>> BEGIN DATASET ROWS

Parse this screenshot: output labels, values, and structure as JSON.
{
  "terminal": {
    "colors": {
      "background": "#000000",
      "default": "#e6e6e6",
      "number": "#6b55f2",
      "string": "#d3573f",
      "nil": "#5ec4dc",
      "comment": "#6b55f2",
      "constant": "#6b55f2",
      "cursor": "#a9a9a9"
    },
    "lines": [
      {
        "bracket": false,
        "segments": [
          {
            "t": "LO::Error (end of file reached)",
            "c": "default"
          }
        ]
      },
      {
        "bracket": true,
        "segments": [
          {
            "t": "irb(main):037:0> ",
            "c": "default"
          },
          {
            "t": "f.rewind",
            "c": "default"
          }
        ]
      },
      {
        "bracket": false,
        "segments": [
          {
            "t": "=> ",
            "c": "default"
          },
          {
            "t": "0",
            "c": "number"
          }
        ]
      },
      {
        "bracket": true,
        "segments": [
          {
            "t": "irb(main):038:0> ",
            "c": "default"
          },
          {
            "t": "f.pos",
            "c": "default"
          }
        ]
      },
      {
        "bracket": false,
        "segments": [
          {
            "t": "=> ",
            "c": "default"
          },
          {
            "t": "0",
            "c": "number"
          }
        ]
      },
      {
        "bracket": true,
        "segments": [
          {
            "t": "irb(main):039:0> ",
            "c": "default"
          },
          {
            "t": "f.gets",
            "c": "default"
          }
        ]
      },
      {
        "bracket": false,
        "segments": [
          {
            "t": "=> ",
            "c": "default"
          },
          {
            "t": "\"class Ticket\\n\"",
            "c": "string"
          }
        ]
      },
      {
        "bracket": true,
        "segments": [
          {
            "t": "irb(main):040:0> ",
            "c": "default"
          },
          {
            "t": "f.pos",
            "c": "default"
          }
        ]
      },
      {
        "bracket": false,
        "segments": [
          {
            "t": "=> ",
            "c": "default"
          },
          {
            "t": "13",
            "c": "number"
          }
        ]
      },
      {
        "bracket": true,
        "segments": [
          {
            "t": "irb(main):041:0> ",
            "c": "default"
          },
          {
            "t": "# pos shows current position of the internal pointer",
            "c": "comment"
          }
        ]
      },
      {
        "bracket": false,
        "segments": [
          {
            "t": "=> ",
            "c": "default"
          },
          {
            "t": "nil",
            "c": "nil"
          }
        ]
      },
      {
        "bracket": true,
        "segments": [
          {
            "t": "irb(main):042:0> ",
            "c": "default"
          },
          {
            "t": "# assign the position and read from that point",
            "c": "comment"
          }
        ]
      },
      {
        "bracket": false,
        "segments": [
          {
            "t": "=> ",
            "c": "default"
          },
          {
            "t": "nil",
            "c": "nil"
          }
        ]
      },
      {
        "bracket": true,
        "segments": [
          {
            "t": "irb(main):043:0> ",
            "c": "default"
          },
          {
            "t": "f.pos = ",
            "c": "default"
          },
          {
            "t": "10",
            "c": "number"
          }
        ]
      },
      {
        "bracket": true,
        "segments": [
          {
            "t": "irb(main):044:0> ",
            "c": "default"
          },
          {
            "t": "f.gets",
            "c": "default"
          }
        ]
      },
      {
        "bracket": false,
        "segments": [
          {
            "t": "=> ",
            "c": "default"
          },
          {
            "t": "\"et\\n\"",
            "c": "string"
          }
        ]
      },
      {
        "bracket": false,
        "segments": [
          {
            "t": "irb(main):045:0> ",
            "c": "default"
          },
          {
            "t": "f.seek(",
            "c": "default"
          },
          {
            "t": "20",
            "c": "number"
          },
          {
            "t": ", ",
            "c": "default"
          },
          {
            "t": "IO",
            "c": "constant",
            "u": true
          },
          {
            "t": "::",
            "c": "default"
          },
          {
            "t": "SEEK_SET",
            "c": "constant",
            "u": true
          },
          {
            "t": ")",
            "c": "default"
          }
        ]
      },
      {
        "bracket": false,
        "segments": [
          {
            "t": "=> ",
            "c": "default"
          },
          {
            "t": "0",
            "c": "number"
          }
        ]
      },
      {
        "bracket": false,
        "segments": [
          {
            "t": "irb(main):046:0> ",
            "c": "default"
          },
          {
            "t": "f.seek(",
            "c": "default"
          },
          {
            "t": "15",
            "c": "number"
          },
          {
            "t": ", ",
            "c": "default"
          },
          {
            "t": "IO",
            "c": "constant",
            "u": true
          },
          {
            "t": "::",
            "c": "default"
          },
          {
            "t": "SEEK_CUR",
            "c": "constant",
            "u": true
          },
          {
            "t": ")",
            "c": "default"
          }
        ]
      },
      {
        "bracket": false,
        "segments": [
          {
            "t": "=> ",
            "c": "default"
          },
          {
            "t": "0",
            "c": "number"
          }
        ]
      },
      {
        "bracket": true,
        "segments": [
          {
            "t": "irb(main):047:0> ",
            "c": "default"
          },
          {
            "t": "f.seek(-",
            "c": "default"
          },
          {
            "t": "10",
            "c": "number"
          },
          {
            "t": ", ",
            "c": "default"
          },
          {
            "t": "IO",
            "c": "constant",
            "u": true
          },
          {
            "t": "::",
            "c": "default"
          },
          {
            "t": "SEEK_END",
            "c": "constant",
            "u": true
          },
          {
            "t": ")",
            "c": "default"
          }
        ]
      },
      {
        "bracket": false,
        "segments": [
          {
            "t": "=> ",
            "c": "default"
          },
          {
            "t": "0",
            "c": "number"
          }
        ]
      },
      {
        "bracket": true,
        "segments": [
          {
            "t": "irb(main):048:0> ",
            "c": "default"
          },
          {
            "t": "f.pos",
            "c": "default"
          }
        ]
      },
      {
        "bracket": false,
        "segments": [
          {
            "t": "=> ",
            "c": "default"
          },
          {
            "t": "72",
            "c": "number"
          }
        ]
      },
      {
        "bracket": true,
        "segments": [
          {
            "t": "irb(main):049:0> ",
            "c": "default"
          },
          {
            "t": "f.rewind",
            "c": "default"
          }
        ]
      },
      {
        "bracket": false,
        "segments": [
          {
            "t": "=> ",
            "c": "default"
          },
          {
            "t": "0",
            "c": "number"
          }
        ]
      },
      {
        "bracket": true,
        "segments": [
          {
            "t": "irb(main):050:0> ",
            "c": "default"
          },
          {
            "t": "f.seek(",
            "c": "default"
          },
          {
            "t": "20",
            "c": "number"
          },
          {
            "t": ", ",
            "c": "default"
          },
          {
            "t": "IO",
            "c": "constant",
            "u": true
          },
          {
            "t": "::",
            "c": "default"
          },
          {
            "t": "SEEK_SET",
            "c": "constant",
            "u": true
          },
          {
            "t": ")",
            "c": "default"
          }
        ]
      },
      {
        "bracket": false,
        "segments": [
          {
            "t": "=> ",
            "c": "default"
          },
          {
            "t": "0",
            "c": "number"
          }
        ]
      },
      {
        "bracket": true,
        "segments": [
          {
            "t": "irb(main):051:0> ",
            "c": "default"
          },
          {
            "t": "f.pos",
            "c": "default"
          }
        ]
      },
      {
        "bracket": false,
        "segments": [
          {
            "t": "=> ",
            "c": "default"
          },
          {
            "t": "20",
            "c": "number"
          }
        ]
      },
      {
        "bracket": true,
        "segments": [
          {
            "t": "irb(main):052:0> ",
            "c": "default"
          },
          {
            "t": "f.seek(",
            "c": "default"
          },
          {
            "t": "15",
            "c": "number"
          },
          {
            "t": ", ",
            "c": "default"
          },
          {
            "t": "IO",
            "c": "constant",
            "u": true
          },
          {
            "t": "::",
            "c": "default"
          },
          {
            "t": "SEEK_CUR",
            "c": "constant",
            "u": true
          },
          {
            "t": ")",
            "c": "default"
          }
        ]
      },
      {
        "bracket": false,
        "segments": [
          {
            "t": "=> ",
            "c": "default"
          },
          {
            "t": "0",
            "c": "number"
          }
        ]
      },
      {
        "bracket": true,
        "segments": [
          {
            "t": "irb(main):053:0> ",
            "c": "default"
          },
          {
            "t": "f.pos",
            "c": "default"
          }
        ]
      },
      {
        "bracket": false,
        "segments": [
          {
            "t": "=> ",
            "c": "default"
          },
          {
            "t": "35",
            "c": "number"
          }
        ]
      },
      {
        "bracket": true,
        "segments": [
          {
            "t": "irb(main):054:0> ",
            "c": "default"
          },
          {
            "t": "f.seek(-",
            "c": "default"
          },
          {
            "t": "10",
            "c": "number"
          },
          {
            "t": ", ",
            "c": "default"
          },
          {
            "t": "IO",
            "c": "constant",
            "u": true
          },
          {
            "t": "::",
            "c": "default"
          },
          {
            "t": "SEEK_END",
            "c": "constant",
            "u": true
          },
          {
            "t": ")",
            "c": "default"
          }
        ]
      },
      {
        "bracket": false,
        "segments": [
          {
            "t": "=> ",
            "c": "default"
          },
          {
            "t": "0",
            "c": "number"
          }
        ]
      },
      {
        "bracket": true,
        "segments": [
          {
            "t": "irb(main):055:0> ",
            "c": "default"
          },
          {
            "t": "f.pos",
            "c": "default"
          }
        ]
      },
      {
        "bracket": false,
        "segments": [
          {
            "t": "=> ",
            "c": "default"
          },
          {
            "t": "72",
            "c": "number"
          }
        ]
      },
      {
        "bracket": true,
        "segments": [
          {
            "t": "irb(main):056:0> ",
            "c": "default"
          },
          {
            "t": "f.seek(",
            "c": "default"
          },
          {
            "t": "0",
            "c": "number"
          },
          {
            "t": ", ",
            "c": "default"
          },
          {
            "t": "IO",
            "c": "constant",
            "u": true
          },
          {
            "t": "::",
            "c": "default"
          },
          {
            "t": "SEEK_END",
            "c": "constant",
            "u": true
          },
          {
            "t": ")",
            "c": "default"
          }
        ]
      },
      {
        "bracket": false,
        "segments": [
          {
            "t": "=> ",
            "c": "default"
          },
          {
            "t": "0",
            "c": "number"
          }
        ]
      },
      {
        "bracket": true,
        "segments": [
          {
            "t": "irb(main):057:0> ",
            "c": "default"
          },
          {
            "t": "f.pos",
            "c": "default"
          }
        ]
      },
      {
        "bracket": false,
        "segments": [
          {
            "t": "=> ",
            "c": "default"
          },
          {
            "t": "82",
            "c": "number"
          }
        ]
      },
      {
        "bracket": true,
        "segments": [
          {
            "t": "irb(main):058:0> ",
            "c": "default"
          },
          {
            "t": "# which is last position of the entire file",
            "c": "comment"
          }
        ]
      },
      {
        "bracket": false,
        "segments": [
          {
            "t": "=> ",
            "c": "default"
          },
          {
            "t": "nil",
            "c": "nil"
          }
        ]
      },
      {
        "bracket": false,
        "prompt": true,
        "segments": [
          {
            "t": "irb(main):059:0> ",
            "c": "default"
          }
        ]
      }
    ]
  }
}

>> END DATASET ROWS

**TASK DETAILS**.
Which lines hold the word "file"? Copy every one of them.

**EXERCISE RESPONSE**.
            "t": "LO::Error (end of file reached)",
            "t": "# which is last position of the entire file",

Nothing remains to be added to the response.